◆ **What is required**
Extract each line of the data below exactly as written.

[Structured figure records]
┄┄┄┄┄┄┄┄┄┄┄┄┄┄┄┄┄┄┄┄

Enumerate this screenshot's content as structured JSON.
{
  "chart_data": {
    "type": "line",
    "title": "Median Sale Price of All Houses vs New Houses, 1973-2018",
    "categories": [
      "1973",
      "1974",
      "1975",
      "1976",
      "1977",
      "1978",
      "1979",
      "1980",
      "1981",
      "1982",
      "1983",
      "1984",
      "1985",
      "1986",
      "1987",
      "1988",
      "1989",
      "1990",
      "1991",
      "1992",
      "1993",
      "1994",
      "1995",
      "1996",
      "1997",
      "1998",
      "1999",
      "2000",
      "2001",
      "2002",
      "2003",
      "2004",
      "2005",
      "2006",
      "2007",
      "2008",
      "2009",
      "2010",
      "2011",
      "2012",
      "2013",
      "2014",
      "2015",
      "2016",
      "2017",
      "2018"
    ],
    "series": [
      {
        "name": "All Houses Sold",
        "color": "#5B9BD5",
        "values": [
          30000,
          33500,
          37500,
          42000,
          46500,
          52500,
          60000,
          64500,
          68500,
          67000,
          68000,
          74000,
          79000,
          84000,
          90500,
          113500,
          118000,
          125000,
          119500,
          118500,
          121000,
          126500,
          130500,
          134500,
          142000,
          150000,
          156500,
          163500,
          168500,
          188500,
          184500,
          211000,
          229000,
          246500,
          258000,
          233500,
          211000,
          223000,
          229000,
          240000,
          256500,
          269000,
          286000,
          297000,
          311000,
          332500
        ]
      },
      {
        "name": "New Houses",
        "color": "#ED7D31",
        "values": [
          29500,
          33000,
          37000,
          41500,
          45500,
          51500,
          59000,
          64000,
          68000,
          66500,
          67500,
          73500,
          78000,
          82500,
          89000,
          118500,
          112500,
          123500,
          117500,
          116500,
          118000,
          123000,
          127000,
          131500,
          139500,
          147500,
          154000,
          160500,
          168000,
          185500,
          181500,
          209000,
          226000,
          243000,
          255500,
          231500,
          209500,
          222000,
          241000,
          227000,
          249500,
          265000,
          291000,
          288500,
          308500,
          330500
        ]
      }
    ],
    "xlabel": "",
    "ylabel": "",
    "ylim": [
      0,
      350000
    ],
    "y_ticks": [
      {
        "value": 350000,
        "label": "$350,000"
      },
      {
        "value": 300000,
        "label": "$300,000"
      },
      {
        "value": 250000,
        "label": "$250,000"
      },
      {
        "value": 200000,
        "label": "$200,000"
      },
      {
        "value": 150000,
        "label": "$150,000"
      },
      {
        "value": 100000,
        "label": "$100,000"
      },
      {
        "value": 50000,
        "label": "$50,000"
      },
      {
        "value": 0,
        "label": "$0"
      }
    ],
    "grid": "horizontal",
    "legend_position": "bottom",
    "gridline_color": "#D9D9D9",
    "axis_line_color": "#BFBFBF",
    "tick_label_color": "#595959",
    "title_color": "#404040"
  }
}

┄┄┄┄┄┄┄┄┄┄┄┄┄┄┄┄┄┄┄┄

◆ **Output of the exercise**
Enumerate this screenshot's content as structured JSON.
{
  "chart_data": {
    "type": "line",
    "title": "Median Sale Price of All Houses vs New Houses, 1973-2018",
    "categories": [
      "1973",
      "1974",
      "1975",
      "1976",
      "1977",
      "1978",
      "1979",
      "1980",
      "1981",
      "1982",
      "1983",
      "1984",
      "1985",
      "1986",
      "1987",
      "1988",
      "1989",
      "1990",
      "1991",
      "1992",
      "1993",
      "1994",
      "1995",
      "1996",
      "1997",
      "1998",
      "1999",
      "2000",
      "2001",
      "2002",
      "2003",
      "2004",
      "2005",
      "2006",
      "2007",
      "2008",
      "2009",
      "2010",
      "2011",
      "2012",
      "2013",
      "2014",
      "2015",
      "2016",
      "2017",
      "2018"
    ],
    "series": [
      {
        "name": "All Houses Sold",
        "color": "#5B9BD5",
        "values": [
          30000,
          33500,
          37500,
          42000,
          46500,
          52500,
          60000,
          64500,
          68500,
          67000,
          68000,
          74000,
          79000,
          84000,
          90500,
          113500,
          118000,
          125000,
          119500,
          118500,
          121000,
          126500,
          130500,
          134500,
          142000,
          150000,
          156500,
          163500,
          168500,
          188500,
          184500,
          211000,
          229000,
          246500,
          258000,
          233500,
          211000,
          223000,
          229000,
          240000,
          256500,
          269000,
          286000,
          297000,
          311000,
          332500
        ]
      },
      {
        "name": "New Houses",
        "color": "#ED7D31",
        "values": [
          29500,
          33000,
          37000,
          41500,
          45500,
          51500,
          59000,
          64000,
          68000,
          66500,
          67500,
          73500,
          78000,
          82500,
          89000,
          118500,
          112500,
          123500,
          117500,
          116500,
          118000,
          123000,
          127000,
          131500,
          139500,
          147500,
          154000,
          160500,
          168000,
          185500,
          181500,
          209000,
          226000,
          243000,
          255500,
          231500,
          209500,
          222000,
          241000,
          227000,
          249500,
          265000,
          291000,
          288500,
          308500,
          330500
        ]
      }
    ],
    "xlabel": "",
    "ylabel": "",
    "ylim": [
      0,
      350000
    ],
    "y_ticks": [
      {
        "value": 350000,
        "label": "$350,000"
      },
      {
        "value": 300000,
        "label": "$300,000"
      },
      {
        "value": 250000,
        "label": "$250,000"
      },
      {
        "value": 200000,
        "label": "$200,000"
      },
      {
        "value": 150000,
        "label": "$150,000"
      },
      {
        "value": 100000,
        "label": "$100,000"
      },
      {
        "value": 50000,
        "label": "$50,000"
      },
      {
        "value": 0,
        "label": "$0"
      }
    ],
    "grid": "horizontal",
    "legend_position": "bottom",
    "gridline_color": "#D9D9D9",
    "axis_line_color": "#BFBFBF",
    "tick_label_color": "#595959",
    "title_color": "#404040"
  }
}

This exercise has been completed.